*** RECORDS PROVIDED ***

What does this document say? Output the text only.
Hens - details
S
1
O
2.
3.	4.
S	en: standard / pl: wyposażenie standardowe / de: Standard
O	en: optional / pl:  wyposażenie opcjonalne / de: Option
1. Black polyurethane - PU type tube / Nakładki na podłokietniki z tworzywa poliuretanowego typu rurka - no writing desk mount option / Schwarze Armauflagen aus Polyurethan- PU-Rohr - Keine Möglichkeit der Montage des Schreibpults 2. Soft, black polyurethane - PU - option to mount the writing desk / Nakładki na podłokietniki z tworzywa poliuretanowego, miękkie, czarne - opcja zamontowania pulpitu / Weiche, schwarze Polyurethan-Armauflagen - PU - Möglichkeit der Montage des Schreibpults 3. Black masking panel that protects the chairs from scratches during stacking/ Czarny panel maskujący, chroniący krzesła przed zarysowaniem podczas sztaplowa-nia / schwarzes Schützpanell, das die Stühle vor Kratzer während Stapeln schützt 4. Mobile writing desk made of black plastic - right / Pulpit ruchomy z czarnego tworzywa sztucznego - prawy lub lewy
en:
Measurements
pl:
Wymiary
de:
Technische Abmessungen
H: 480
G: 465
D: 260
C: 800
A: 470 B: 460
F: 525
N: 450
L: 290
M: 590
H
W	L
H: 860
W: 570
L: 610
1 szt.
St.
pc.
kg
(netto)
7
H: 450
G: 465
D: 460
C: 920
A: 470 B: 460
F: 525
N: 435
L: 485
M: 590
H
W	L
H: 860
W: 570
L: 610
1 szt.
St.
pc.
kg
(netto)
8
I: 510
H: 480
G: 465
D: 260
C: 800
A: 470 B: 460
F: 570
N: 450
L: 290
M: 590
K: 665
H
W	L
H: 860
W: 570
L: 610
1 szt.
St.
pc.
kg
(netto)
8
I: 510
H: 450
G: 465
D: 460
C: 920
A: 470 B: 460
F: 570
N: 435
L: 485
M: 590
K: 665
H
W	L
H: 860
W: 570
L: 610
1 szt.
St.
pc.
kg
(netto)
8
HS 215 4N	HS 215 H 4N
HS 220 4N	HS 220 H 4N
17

***

YOUR INSTRUCTIONS: Find every line that holds "wyposażenie" and copy it.

RESPONSE TO THE EXERCISE:
S	en: standard / pl: wyposażenie standardowe / de: Standard
O	en: optional / pl:  wyposażenie opcjonalne / de: Option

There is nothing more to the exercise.